Dataset entries:
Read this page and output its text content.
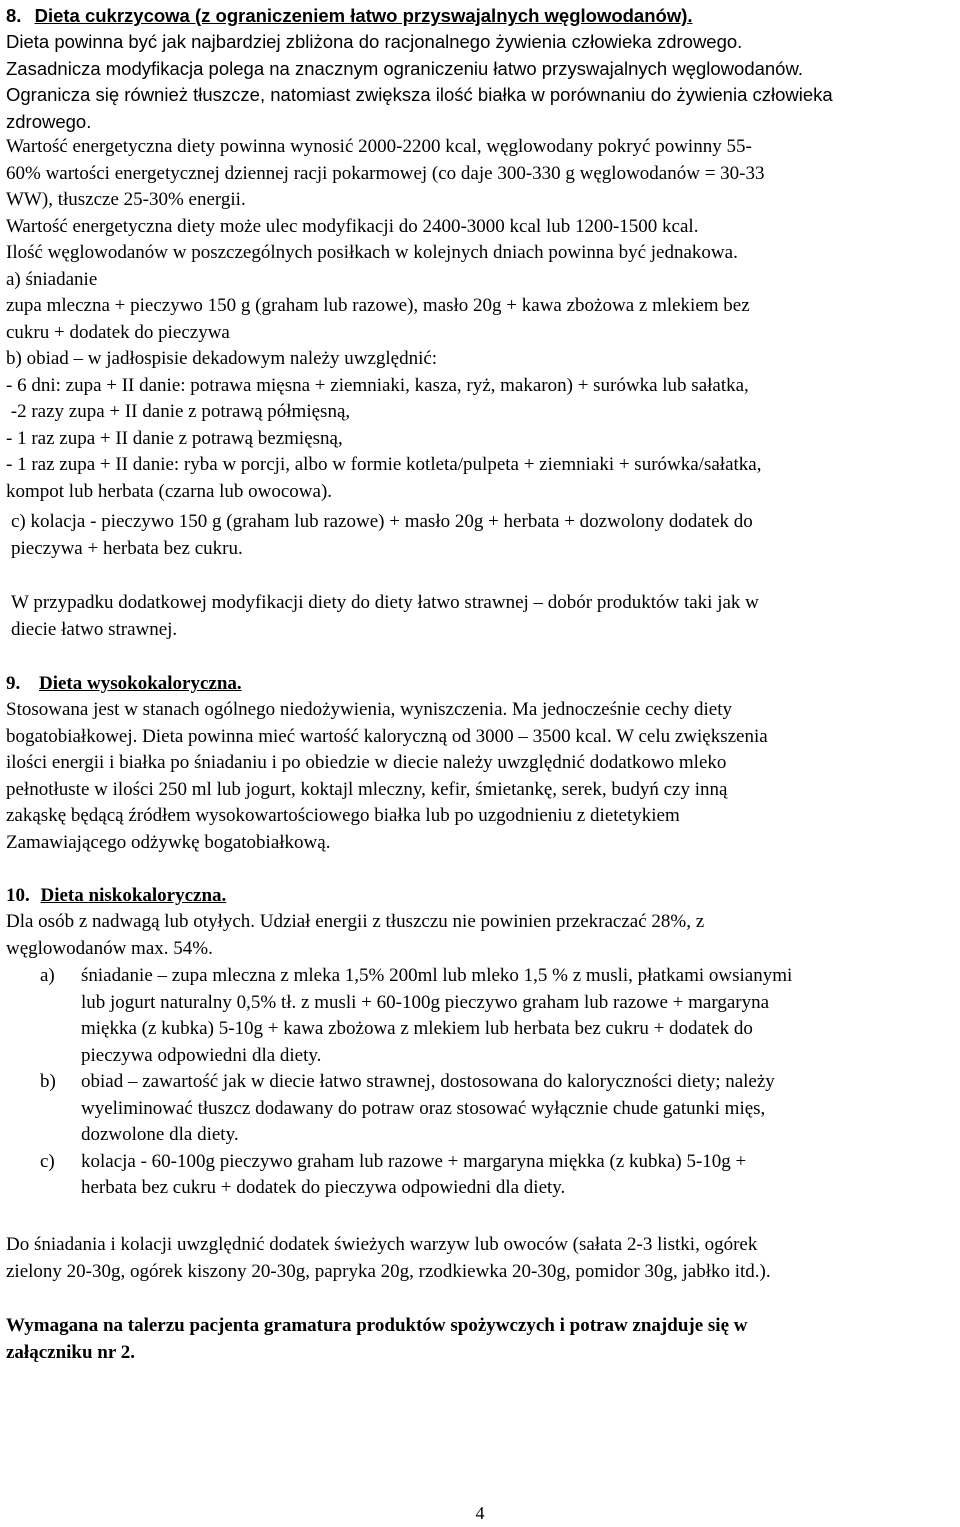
8. Dieta cukrzycowa (z ograniczeniem łatwo przyswajalnych węglowodanów).

Dieta powinna być jak najbardziej zbliżona do racjonalnego żywienia człowieka zdrowego.

Zasadnicza modyfikacja polega na znacznym ograniczeniu łatwo przyswajalnych węglowodanów.

Ogranicza się również tłuszcze, natomiast zwiększa ilość białka w porównaniu do żywienia człowieka

zdrowego.

Wartość energetyczna diety powinna wynosić 2000-2200 kcal, węglowodany pokryć powinny 55-

60% wartości energetycznej dziennej racji pokarmowej (co daje 300-330 g węglowodanów = 30-33

WW), tłuszcze 25-30% energii.

Wartość energetyczna diety może ulec modyfikacji do 2400-3000 kcal lub 1200-1500 kcal.

Ilość węglowodanów w poszczególnych posiłkach w kolejnych dniach powinna być jednakowa.

a) śniadanie

zupa mleczna + pieczywo 150 g (graham lub razowe), masło 20g + kawa zbożowa z mlekiem bez

cukru + dodatek do pieczywa

b) obiad – w jadłospisie dekadowym należy uwzględnić:

- 6 dni: zupa + II danie: potrawa mięsna + ziemniaki, kasza, ryż, makaron) + surówka lub sałatka,

-2 razy zupa + II danie z potrawą półmięsną,

- 1 raz zupa + II danie z potrawą bezmięsną,

- 1 raz zupa + II danie: ryba w porcji, albo w formie kotleta/pulpeta + ziemniaki + surówka/sałatka,

kompot lub herbata (czarna lub owocowa).

c) kolacja - pieczywo 150 g (graham lub razowe) + masło 20g + herbata + dozwolony dodatek do

pieczywa + herbata bez cukru.

W przypadku dodatkowej modyfikacji diety do diety łatwo strawnej – dobór produktów taki jak w

diecie łatwo strawnej.

9. Dieta wysokokaloryczna.

Stosowana jest w stanach ogólnego niedożywienia, wyniszczenia. Ma jednocześnie cechy diety

bogatobiałkowej. Dieta powinna mieć wartość kaloryczną od 3000 – 3500 kcal. W celu zwiększenia

ilości energii i białka po śniadaniu i po obiedzie w diecie należy uwzględnić dodatkowo mleko

pełnotłuste w ilości 250 ml lub jogurt, koktajl mleczny, kefir, śmietankę, serek, budyń czy inną

zakąskę będącą źródłem wysokowartościowego białka lub po uzgodnieniu z dietetykiem

Zamawiającego odżywkę bogatobiałkową.

10. Dieta niskokaloryczna.

Dla osób z nadwagą lub otyłych. Udział energii z tłuszczu nie powinien przekraczać 28%, z

węglowodanów max. 54%.

a) śniadanie – zupa mleczna z mleka 1,5% 200ml lub mleko 1,5 % z musli, płatkami owsianymi

lub jogurt naturalny 0,5% tł. z musli + 60-100g pieczywo graham lub razowe + margaryna

miękka (z kubka) 5-10g + kawa zbożowa z mlekiem lub herbata bez cukru + dodatek do

pieczywa odpowiedni dla diety.

b) obiad – zawartość jak w diecie łatwo strawnej, dostosowana do kaloryczności diety; należy

wyeliminować tłuszcz dodawany do potraw oraz stosować wyłącznie chude gatunki mięs,

dozwolone dla diety.

c) kolacja - 60-100g pieczywo graham lub razowe + margaryna miękka (z kubka) 5-10g +

herbata bez cukru + dodatek do pieczywa odpowiedni dla diety.

Do śniadania i kolacji uwzględnić dodatek świeżych warzyw lub owoców (sałata 2-3 listki, ogórek

zielony 20-30g, ogórek kiszony 20-30g, papryka 20g, rzodkiewka 20-30g, pomidor 30g, jabłko itd.).

Wymagana na talerzu pacjenta gramatura produktów spożywczych i potraw znajduje się w

załączniku nr 2.

4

Aim: Using the data above, copy each line that contains "zupa".

Correct answer:
zupa mleczna + pieczywo 150 g (graham lub razowe), masło 20g + kawa zbożowa z mlekiem bez
- 6 dni: zupa + II danie: potrawa mięsna + ziemniaki, kasza, ryż, makaron) + surówka lub sałatka,
-2 razy zupa + II danie z potrawą półmięsną,
- 1 raz zupa + II danie z potrawą bezmięsną,
- 1 raz zupa + II danie: ryba w porcji, albo w formie kotleta/pulpeta + ziemniaki + surówka/sałatka,
a) śniadanie – zupa mleczna z mleka 1,5% 200ml lub mleko 1,5 % z musli, płatkami owsianymi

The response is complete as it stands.